#### RECORD EXTRACTS:
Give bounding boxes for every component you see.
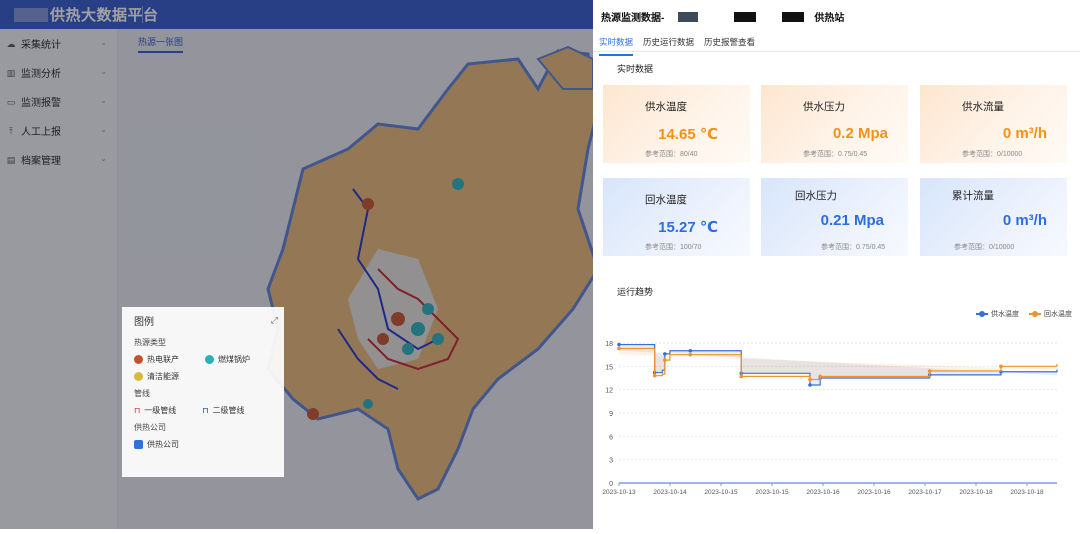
boiler-pin-icon [205,355,214,364]
chp-pin-icon [134,355,143,364]
panel-title: 热源监测数据- 供热站 [601,9,844,24]
legend-item: 二级管线 [212,406,245,415]
card-label: 供水流量 [962,101,1004,113]
expand-icon[interactable]: ⤢ [271,315,278,326]
panel-title-prefix: 热源监测数据- [601,13,665,24]
pipeline-level1-icon: ⊓ [134,406,141,415]
legend-title: 图例 [134,317,154,328]
card-reference: 参考范围：80/40 [645,151,698,158]
x-tick-label: 2023-10-15 [704,489,738,496]
line-marker-icon [976,311,988,317]
legend-row: ⊓ 一级管线 ⊓ 二级管线 [134,405,272,416]
y-tick-label: 12 [605,388,613,395]
line-marker-icon [1029,311,1041,317]
section-title-realtime: 实时数据 [617,64,654,74]
clean-energy-pin-icon [134,372,143,381]
card-reference: 参考范围：0.75/0.45 [803,151,868,158]
legend-return[interactable]: 回水温度 [1029,309,1072,319]
card-label: 供水压力 [803,101,845,113]
redacted-mark [678,11,699,22]
data-point [739,374,744,379]
trend-chart: 供水温度 回水温度 0 3 6 9 12 15 18 2023-10-13 2023-10-14… [593,296,1080,529]
card-value: 0.21 Mpa [820,212,884,229]
panel-tabs: 实时数据 历史运行数据 历史报警查看 [599,36,755,56]
redacted-mark [782,11,805,22]
legend-item: 燃煤锅炉 [218,355,250,364]
y-tick-label: 0 [609,481,613,488]
x-tick-label: 2023-10-16 [857,489,891,496]
legend-label: 回水温度 [1044,311,1072,318]
company-icon [134,440,143,449]
tab-history-run[interactable]: 历史运行数据 [643,36,694,56]
tab-realtime[interactable]: 实时数据 [599,36,634,56]
y-tick-label: 9 [609,411,613,418]
y-tick-label: 15 [605,364,613,371]
card-supply-temp: 供水温度 14.65 ℃ 参考范围：80/40 [603,85,750,163]
legend-group-heat-source: 热源类型 [134,338,166,347]
tab-history-alarm[interactable]: 历史报警查看 [704,36,755,56]
card-return-temp: 回水温度 15.27 ℃ 参考范围：100/70 [603,178,750,256]
data-point [927,369,932,373]
pipeline-level2-icon: ⊓ [202,406,209,415]
data-point [652,373,657,378]
card-return-pressure: 回水压力 0.21 Mpa 参考范围：0.75/0.45 [761,178,908,256]
legend-group-pipeline: 管线 [134,389,150,398]
x-tick-label: 2023-10-15 [755,489,789,496]
data-point [808,383,812,387]
card-value: 0 m³/h [1002,125,1047,142]
data-point [617,342,621,347]
card-label: 累计流量 [952,190,994,202]
legend-item: 热电联产 [147,355,179,364]
legend-row: 清洁能源 [134,371,272,382]
card-reference: 参考范围：100/70 [645,244,702,251]
legend-item: 一级管线 [144,406,177,415]
x-tick-label: 2023-10-14 [653,489,687,496]
card-cumulative-flow: 累计流量 0 m³/h 参考范围：0/10000 [920,178,1067,256]
heat-source-panel: 热源监测数据- 供热站 实时数据 历史运行数据 历史报警查看 实时数据 供水温度… [593,0,1080,529]
data-point [818,374,822,379]
redacted-mark [734,11,757,22]
legend-supply[interactable]: 供水温度 [976,309,1019,319]
data-point [617,346,621,351]
card-reference: 参考范围：0/10000 [954,244,1015,251]
data-point [808,377,812,382]
map-legend: 图例 ⤢ 热源类型 热电联产 燃煤锅炉 清洁能源 管线 ⊓ 一级管线 ⊓ 二级管线 … [122,307,284,477]
card-value: 15.27 ℃ [658,219,718,236]
card-label: 回水压力 [795,190,837,202]
card-supply-pressure: 供水压力 0.2 Mpa 参考范围：0.75/0.45 [761,85,908,163]
legend-row: 供热公司 [134,439,272,450]
card-label: 回水温度 [645,194,687,206]
data-point [999,364,1003,369]
legend-group-company: 供热公司 [134,423,166,432]
x-tick-label: 2023-10-16 [806,489,840,496]
y-tick-label: 3 [609,458,613,465]
x-tick-label: 2023-10-18 [1010,489,1044,496]
legend-row: 热电联产 燃煤锅炉 [134,354,272,365]
chart-legend: 供水温度 回水温度 [976,309,1072,319]
legend-item: 供热公司 [147,440,179,449]
card-value: 0 m³/h [1002,212,1047,229]
card-value: 14.65 ℃ [658,126,718,143]
x-tick-label: 2023-10-13 [602,489,636,496]
card-label: 供水温度 [645,101,687,113]
legend-label: 供水温度 [991,311,1019,318]
panel-title-suffix: 供热站 [814,13,845,24]
legend-item: 清洁能源 [147,372,179,381]
card-value: 0.2 Mpa [832,125,888,142]
legend-item-wrap: 燃煤锅炉 [205,354,250,365]
tab-divider [593,51,1080,52]
card-reference: 参考范围：0/10000 [962,151,1023,158]
data-point [663,358,667,362]
data-point [663,352,667,356]
x-tick-label: 2023-10-18 [959,489,993,496]
trend-plot: 0 3 6 9 12 15 18 2023-10-13 2023-10-14 2023-10-15… [602,341,1058,496]
y-tick-label: 6 [609,434,613,441]
card-supply-flow: 供水流量 0 m³/h 参考范围：0/10000 [920,85,1067,163]
y-tick-label: 18 [605,341,613,348]
card-reference: 参考范围：0.75/0.45 [821,244,886,251]
data-point [688,348,693,353]
x-tick-label: 2023-10-17 [908,489,942,496]
legend-item-wrap: ⊓ 二级管线 [202,405,244,416]
data-point [688,352,693,357]
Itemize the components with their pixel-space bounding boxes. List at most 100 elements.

#### SET PROBLEM:
Could you rewrite the listing above, changing every "data-point" to "chart-point" and keeping everything else the same? Leave the pictures out.

#### EXERCISE OUTPUT:
Give bounding boxes for every component you see.
boiler-pin-icon [205,355,214,364]
chp-pin-icon [134,355,143,364]
panel-title: 热源监测数据- 供热站 [601,9,844,24]
legend-item: 二级管线 [212,406,245,415]
card-label: 供水流量 [962,101,1004,113]
expand-icon[interactable]: ⤢ [271,315,278,326]
panel-title-prefix: 热源监测数据- [601,13,665,24]
pipeline-level1-icon: ⊓ [134,406,141,415]
legend-title: 图例 [134,317,154,328]
card-reference: 参考范围：80/40 [645,151,698,158]
x-tick-label: 2023-10-15 [704,489,738,496]
line-marker-icon [976,311,988,317]
legend-row: ⊓ 一级管线 ⊓ 二级管线 [134,405,272,416]
y-tick-label: 12 [605,388,613,395]
line-marker-icon [1029,311,1041,317]
section-title-realtime: 实时数据 [617,64,654,74]
clean-energy-pin-icon [134,372,143,381]
card-reference: 参考范围：0.75/0.45 [803,151,868,158]
legend-return[interactable]: 回水温度 [1029,309,1072,319]
card-label: 供水压力 [803,101,845,113]
redacted-mark [678,11,699,22]
chart-point [739,374,744,379]
trend-chart: 供水温度 回水温度 0 3 6 9 12 15 18 2023-10-13 2023-10-14… [593,296,1080,529]
card-value: 0.21 Mpa [820,212,884,229]
panel-tabs: 实时数据 历史运行数据 历史报警查看 [599,36,755,56]
redacted-mark [782,11,805,22]
legend-item: 燃煤锅炉 [218,355,250,364]
y-tick-label: 0 [609,481,613,488]
x-tick-label: 2023-10-16 [857,489,891,496]
legend-label: 回水温度 [1044,311,1072,318]
company-icon [134,440,143,449]
tab-history-run[interactable]: 历史运行数据 [643,36,694,56]
tab-realtime[interactable]: 实时数据 [599,36,634,56]
y-tick-label: 9 [609,411,613,418]
y-tick-label: 15 [605,364,613,371]
card-supply-temp: 供水温度 14.65 ℃ 参考范围：80/40 [603,85,750,163]
legend-group-heat-source: 热源类型 [134,338,166,347]
tab-history-alarm[interactable]: 历史报警查看 [704,36,755,56]
card-return-temp: 回水温度 15.27 ℃ 参考范围：100/70 [603,178,750,256]
chart-point [927,369,932,373]
pipeline-level2-icon: ⊓ [202,406,209,415]
chart-point [652,373,657,378]
card-return-pressure: 回水压力 0.21 Mpa 参考范围：0.75/0.45 [761,178,908,256]
legend-group-pipeline: 管线 [134,389,150,398]
x-tick-label: 2023-10-15 [755,489,789,496]
chart-point [808,383,812,387]
card-value: 0 m³/h [1002,125,1047,142]
chart-point [617,342,621,347]
card-label: 累计流量 [952,190,994,202]
legend-item: 热电联产 [147,355,179,364]
legend-row: 清洁能源 [134,371,272,382]
card-reference: 参考范围：100/70 [645,244,702,251]
legend-item: 一级管线 [144,406,177,415]
x-tick-label: 2023-10-14 [653,489,687,496]
card-cumulative-flow: 累计流量 0 m³/h 参考范围：0/10000 [920,178,1067,256]
heat-source-panel: 热源监测数据- 供热站 实时数据 历史运行数据 历史报警查看 实时数据 供水温度… [593,0,1080,529]
chart-point [818,374,822,379]
redacted-mark [734,11,757,22]
legend-supply[interactable]: 供水温度 [976,309,1019,319]
chart-point [617,346,621,351]
card-reference: 参考范围：0/10000 [954,244,1015,251]
chart-point [808,377,812,382]
map-legend: 图例 ⤢ 热源类型 热电联产 燃煤锅炉 清洁能源 管线 ⊓ 一级管线 ⊓ 二级管线 … [122,307,284,477]
card-value: 15.27 ℃ [658,219,718,236]
card-label: 回水压力 [795,190,837,202]
card-supply-pressure: 供水压力 0.2 Mpa 参考范围：0.75/0.45 [761,85,908,163]
legend-row: 供热公司 [134,439,272,450]
card-label: 回水温度 [645,194,687,206]
chart-point [999,364,1003,369]
legend-group-company: 供热公司 [134,423,166,432]
x-tick-label: 2023-10-16 [806,489,840,496]
y-tick-label: 3 [609,458,613,465]
x-tick-label: 2023-10-18 [1010,489,1044,496]
legend-row: 热电联产 燃煤锅炉 [134,354,272,365]
chart-legend: 供水温度 回水温度 [976,309,1072,319]
legend-item: 供热公司 [147,440,179,449]
card-value: 0 m³/h [1002,212,1047,229]
card-value: 14.65 ℃ [658,126,718,143]
x-tick-label: 2023-10-13 [602,489,636,496]
card-label: 供水温度 [645,101,687,113]
legend-label: 供水温度 [991,311,1019,318]
panel-title-suffix: 供热站 [814,13,845,24]
legend-item: 清洁能源 [147,372,179,381]
card-value: 0.2 Mpa [832,125,888,142]
legend-item-wrap: 燃煤锅炉 [205,354,250,365]
tab-divider [593,51,1080,52]
card-reference: 参考范围：0/10000 [962,151,1023,158]
chart-point [663,358,667,362]
chart-point [663,352,667,356]
x-tick-label: 2023-10-18 [959,489,993,496]
trend-plot: 0 3 6 9 12 15 18 2023-10-13 2023-10-14 2023-10-15… [602,341,1058,496]
y-tick-label: 6 [609,434,613,441]
card-supply-flow: 供水流量 0 m³/h 参考范围：0/10000 [920,85,1067,163]
y-tick-label: 18 [605,341,613,348]
card-reference: 参考范围：0.75/0.45 [821,244,886,251]
chart-point [688,348,693,353]
x-tick-label: 2023-10-17 [908,489,942,496]
legend-item-wrap: ⊓ 二级管线 [202,405,244,416]
chart-point [688,352,693,357]
Itemize the components with their pixel-space bounding boxes. List at most 100 elements.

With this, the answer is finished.